===== Recorded data

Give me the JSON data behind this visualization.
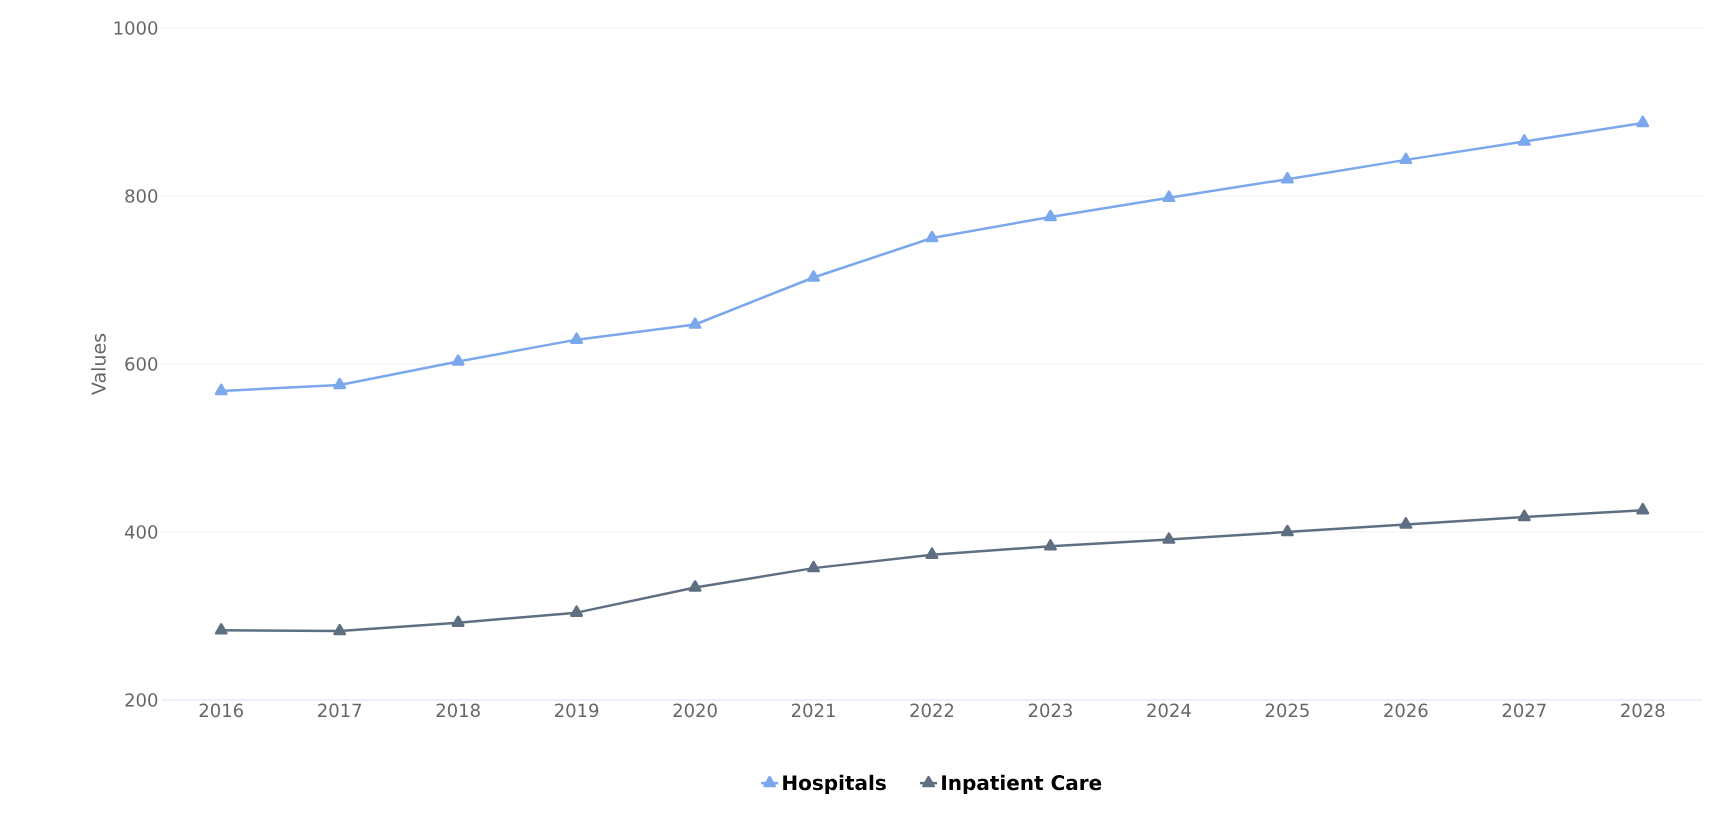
{
  "chart_data": {
    "type": "line",
    "ylabel": "Values",
    "categories": [
      "2016",
      "2017",
      "2018",
      "2019",
      "2020",
      "2021",
      "2022",
      "2023",
      "2024",
      "2025",
      "2026",
      "2027",
      "2028"
    ],
    "series": [
      {
        "name": "Hospitals",
        "color": "#7ba7ec",
        "values": [
          568,
          575,
          603,
          629,
          647,
          703,
          750,
          775,
          798,
          820,
          843,
          865,
          887
        ]
      },
      {
        "name": "Inpatient Care",
        "color": "#5f6f82",
        "values": [
          283,
          282,
          292,
          304,
          334,
          357,
          373,
          383,
          391,
          400,
          409,
          418,
          426
        ]
      }
    ],
    "ylim": [
      200,
      1000
    ],
    "yticks": [
      200,
      400,
      600,
      800,
      1000
    ],
    "grid": "y",
    "legend": "bottom",
    "marker": "triangle",
    "line_style": "solid"
  }
}
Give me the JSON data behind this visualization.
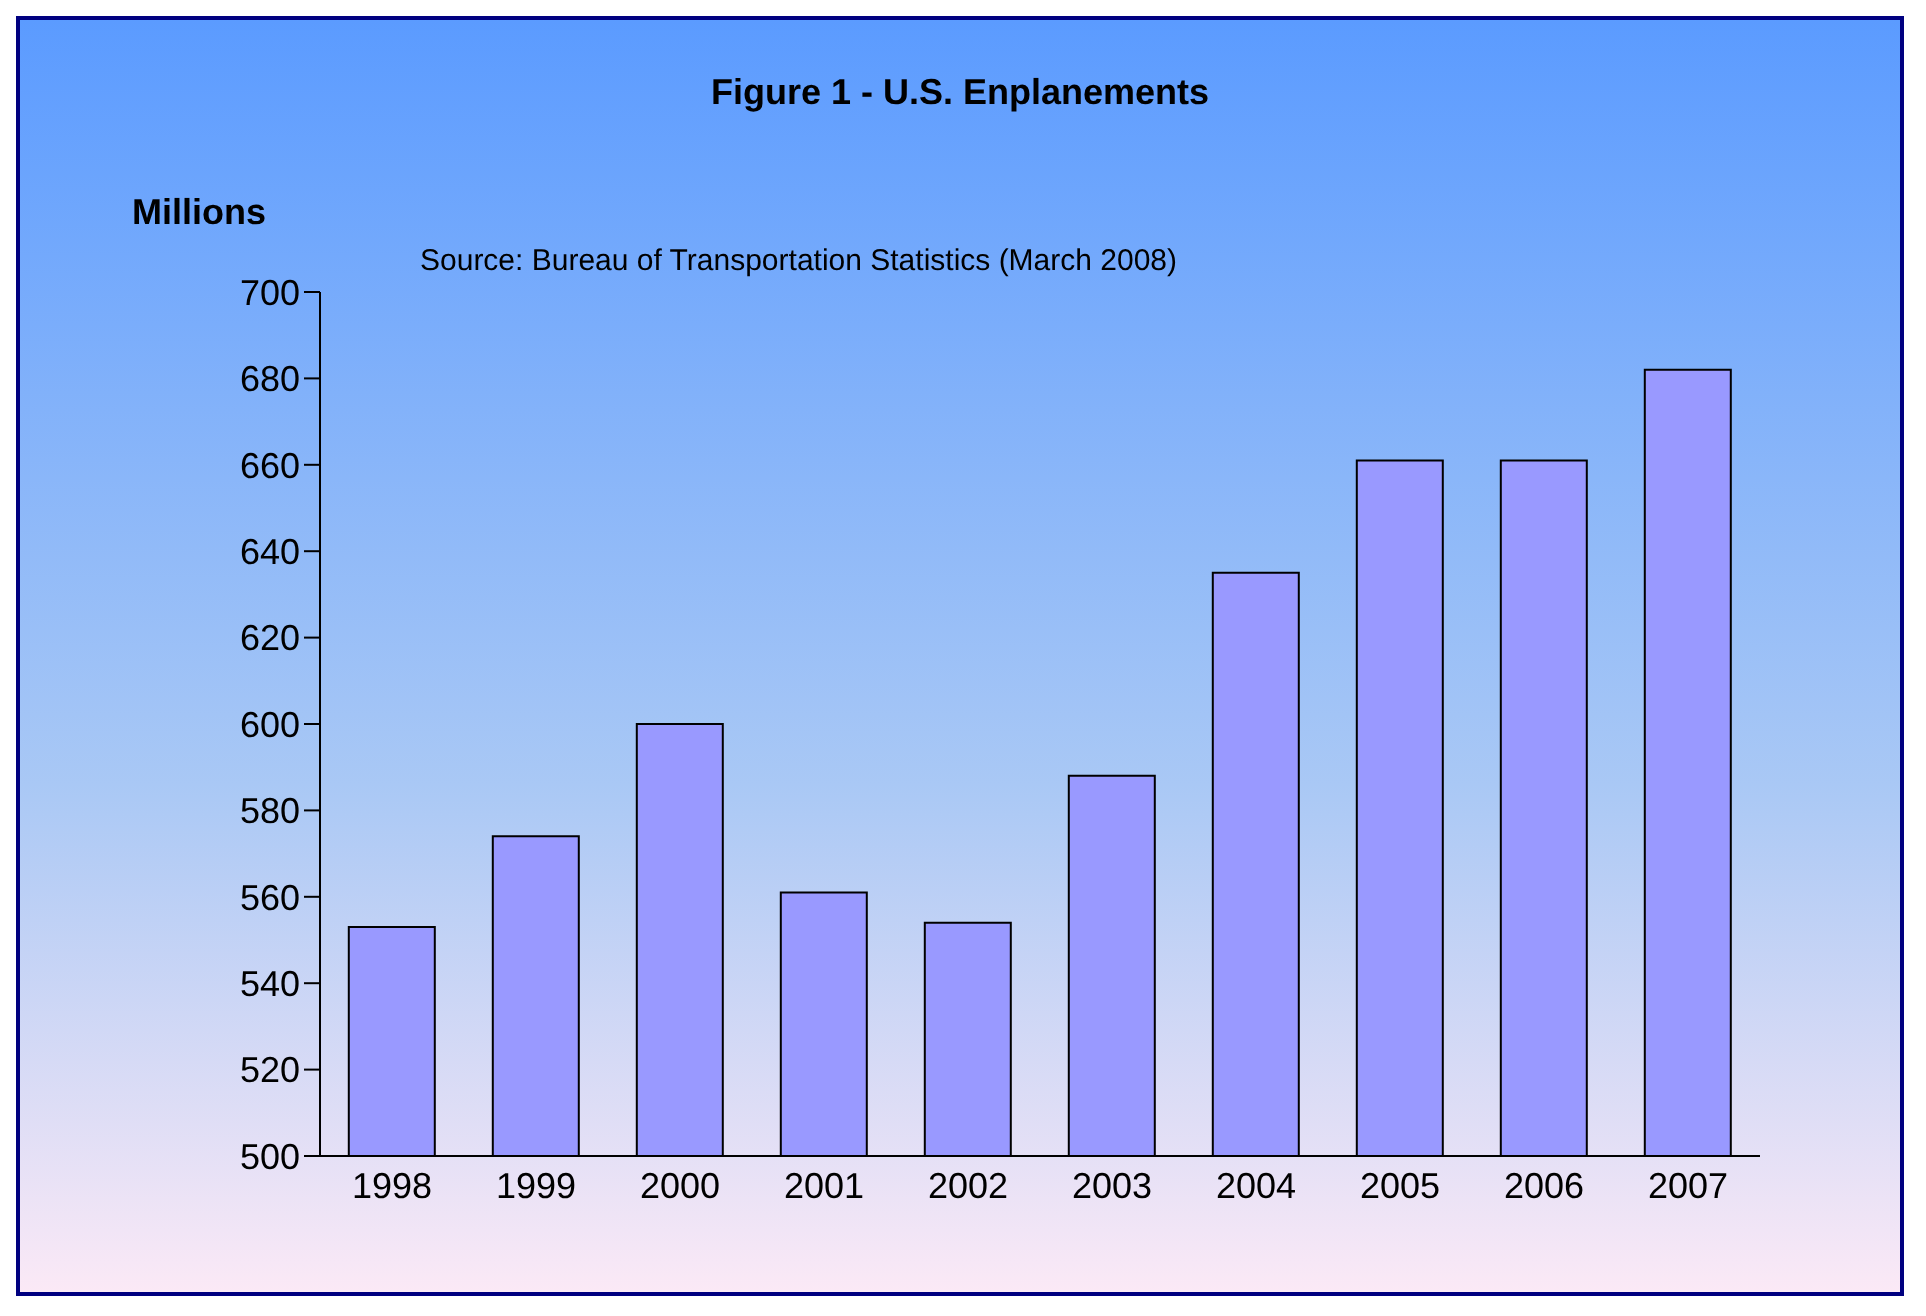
{
  "chart_data": {
    "type": "bar",
    "title": "Figure 1 - U.S. Enplanements",
    "ylabel": "Millions",
    "annotations": [
      "Source: Bureau of Transportation Statistics (March 2008)"
    ],
    "categories": [
      "1998",
      "1999",
      "2000",
      "2001",
      "2002",
      "2003",
      "2004",
      "2005",
      "2006",
      "2007"
    ],
    "values": [
      553,
      574,
      600,
      561,
      554,
      588,
      635,
      661,
      661,
      682
    ],
    "color": "#9999ff",
    "ylim": [
      500,
      700
    ],
    "yticks": [
      500,
      520,
      540,
      560,
      580,
      600,
      620,
      640,
      660,
      680,
      700
    ],
    "grid": false,
    "legend": false
  }
}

==========

▶ Goal
Transcribe the records word for word and include no pictures.

▶ Result
Give me the JSON data behind this visualization.
{
  "chart_data": {
    "type": "line",
    "ylabel": "Values",
    "categories": [
      "2016",
      "2017",
      "2018",
      "2019",
      "2020",
      "2021",
      "2022",
      "2023",
      "2024",
      "2025",
      "2026",
      "2027",
      "2028"
    ],
    "series": [
      {
        "name": "Hospitals",
        "color": "#7ba7ec",
        "values": [
          568,
          575,
          603,
          629,
          647,
          703,
          750,
          775,
          798,
          820,
          843,
          865,
          887
        ]
      },
      {
        "name": "Inpatient Care",
        "color": "#5f6f82",
        "values": [
          283,
          282,
          292,
          304,
          334,
          357,
          373,
          383,
          391,
          400,
          409,
          418,
          426
        ]
      }
    ],
    "ylim": [
      200,
      1000
    ],
    "yticks": [
      200,
      400,
      600,
      800,
      1000
    ],
    "grid": "y",
    "legend": "bottom",
    "marker": "triangle",
    "line_style": "solid"
  }
}
Give me the JSON data behind this visualization.
{
  "chart_data": {
    "type": "bar",
    "title": "Figure 1 - U.S. Enplanements",
    "ylabel": "Millions",
    "annotations": [
      "Source: Bureau of Transportation Statistics (March 2008)"
    ],
    "categories": [
      "1998",
      "1999",
      "2000",
      "2001",
      "2002",
      "2003",
      "2004",
      "2005",
      "2006",
      "2007"
    ],
    "values": [
      553,
      574,
      600,
      561,
      554,
      588,
      635,
      661,
      661,
      682
    ],
    "color": "#9999ff",
    "ylim": [
      500,
      700
    ],
    "yticks": [
      500,
      520,
      540,
      560,
      580,
      600,
      620,
      640,
      660,
      680,
      700
    ],
    "grid": false,
    "legend": false
  }
}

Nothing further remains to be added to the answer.